→ WORK INSTRUCTIONS
Scan the material that follows. Copy every line containing the word "emoji".

→ RECORDS SHOWN
........

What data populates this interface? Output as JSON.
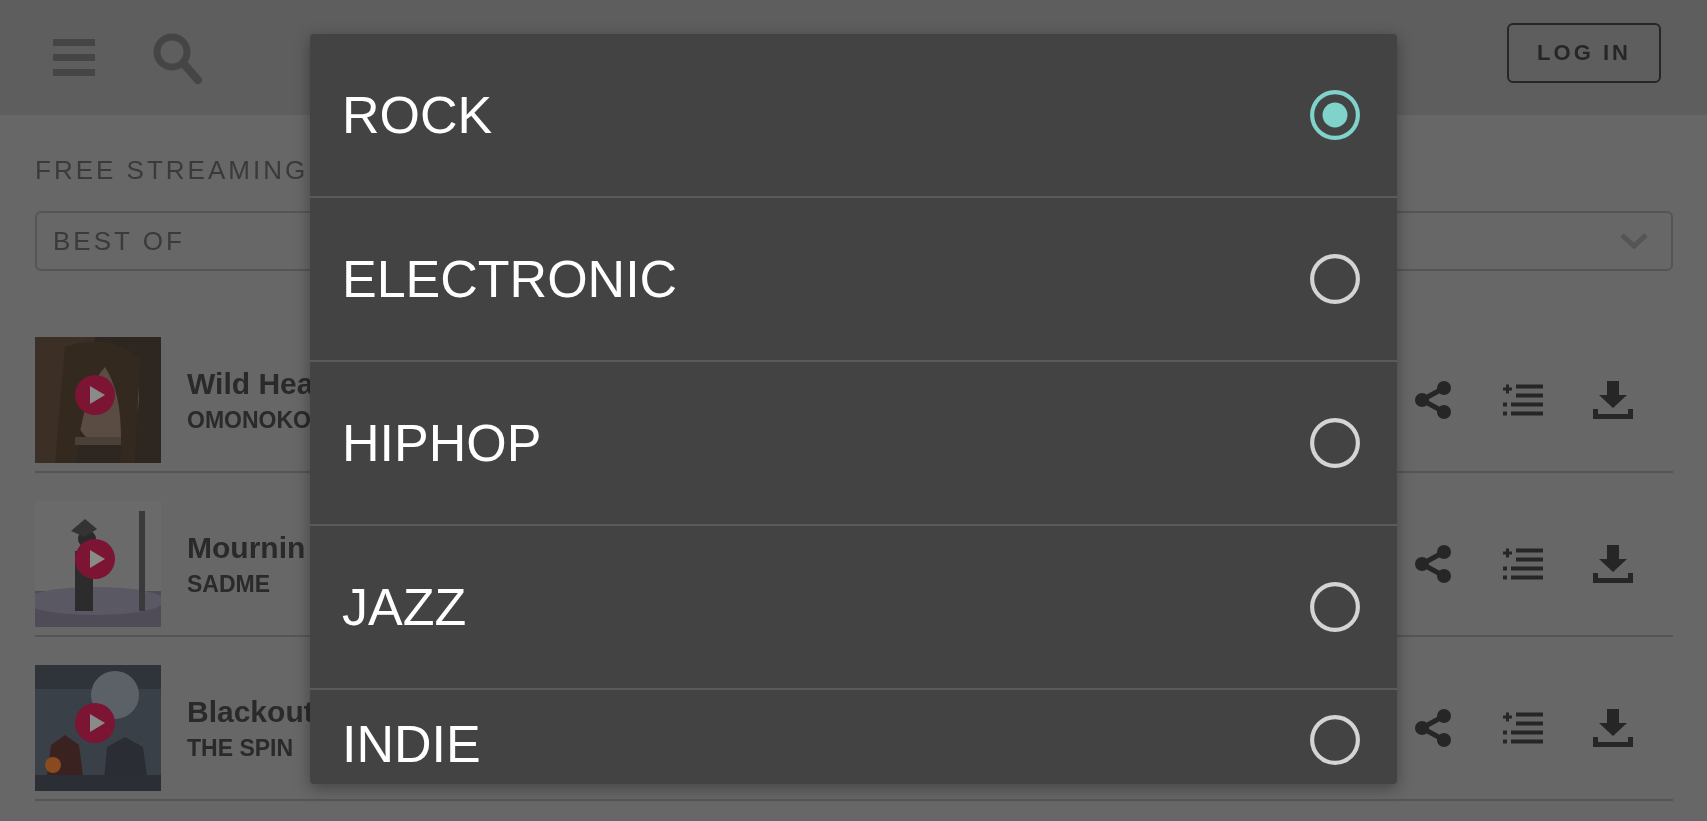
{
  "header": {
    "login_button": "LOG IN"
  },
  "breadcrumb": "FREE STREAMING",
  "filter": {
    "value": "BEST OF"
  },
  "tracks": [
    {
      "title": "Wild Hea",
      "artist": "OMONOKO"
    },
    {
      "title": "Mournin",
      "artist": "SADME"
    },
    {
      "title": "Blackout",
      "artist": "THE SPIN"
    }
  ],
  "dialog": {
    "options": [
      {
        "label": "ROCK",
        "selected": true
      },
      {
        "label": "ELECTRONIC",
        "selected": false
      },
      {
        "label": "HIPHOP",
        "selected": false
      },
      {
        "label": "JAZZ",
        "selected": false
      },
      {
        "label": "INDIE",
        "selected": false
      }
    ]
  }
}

........

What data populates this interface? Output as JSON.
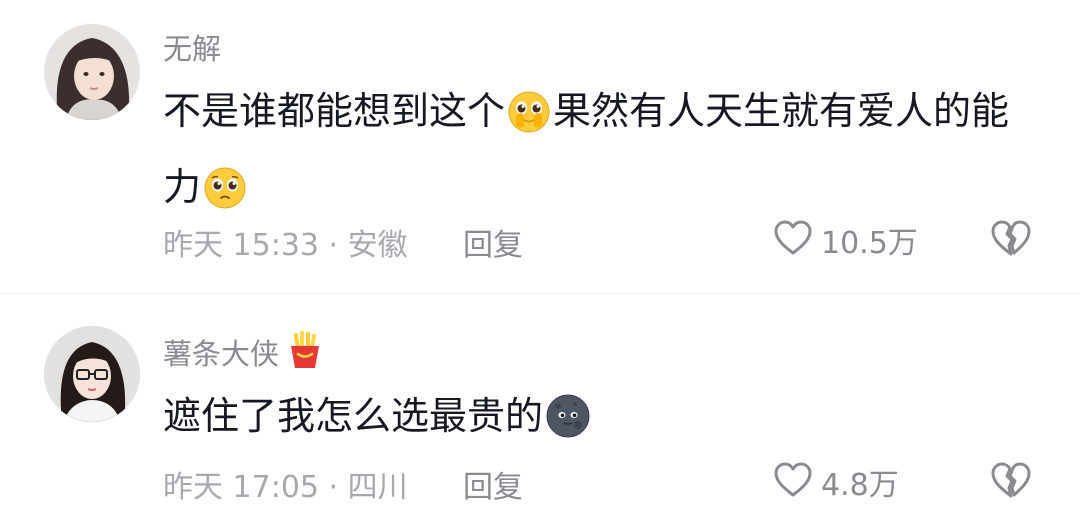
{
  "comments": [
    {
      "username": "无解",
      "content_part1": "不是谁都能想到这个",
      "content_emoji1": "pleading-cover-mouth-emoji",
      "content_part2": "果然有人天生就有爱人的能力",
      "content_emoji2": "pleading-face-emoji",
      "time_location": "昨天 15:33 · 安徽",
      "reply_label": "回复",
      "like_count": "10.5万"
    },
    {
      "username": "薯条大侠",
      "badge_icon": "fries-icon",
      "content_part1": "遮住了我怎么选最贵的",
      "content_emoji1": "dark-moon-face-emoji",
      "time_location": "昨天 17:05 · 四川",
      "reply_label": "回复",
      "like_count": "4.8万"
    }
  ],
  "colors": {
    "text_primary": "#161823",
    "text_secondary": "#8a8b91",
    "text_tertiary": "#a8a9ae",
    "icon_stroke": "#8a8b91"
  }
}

........

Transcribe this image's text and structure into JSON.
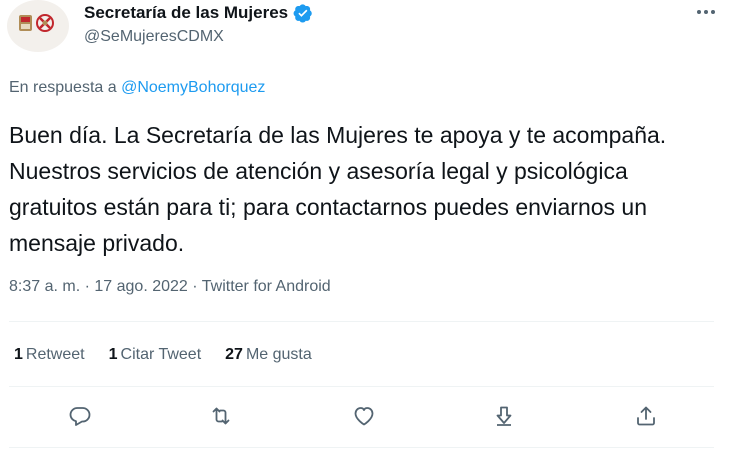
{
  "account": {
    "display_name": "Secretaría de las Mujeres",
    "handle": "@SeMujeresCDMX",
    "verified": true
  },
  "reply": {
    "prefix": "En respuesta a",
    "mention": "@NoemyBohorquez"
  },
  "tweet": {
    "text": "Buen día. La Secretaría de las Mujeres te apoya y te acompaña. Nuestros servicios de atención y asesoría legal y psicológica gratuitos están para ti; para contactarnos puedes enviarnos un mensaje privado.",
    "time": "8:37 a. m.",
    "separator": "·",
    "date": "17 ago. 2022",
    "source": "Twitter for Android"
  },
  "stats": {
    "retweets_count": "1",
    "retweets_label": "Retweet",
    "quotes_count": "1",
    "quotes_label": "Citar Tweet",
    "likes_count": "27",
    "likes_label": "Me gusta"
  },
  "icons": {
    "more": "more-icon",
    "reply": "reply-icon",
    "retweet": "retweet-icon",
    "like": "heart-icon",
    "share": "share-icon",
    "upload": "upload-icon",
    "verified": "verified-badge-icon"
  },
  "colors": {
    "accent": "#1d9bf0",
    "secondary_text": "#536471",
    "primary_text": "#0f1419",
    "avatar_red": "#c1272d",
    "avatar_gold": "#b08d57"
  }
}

........

→ RIGHT ANSWER
      "content_emoji1": "pleading-cover-mouth-emoji",
      "content_emoji2": "pleading-face-emoji",
      "content_emoji1": "dark-moon-face-emoji",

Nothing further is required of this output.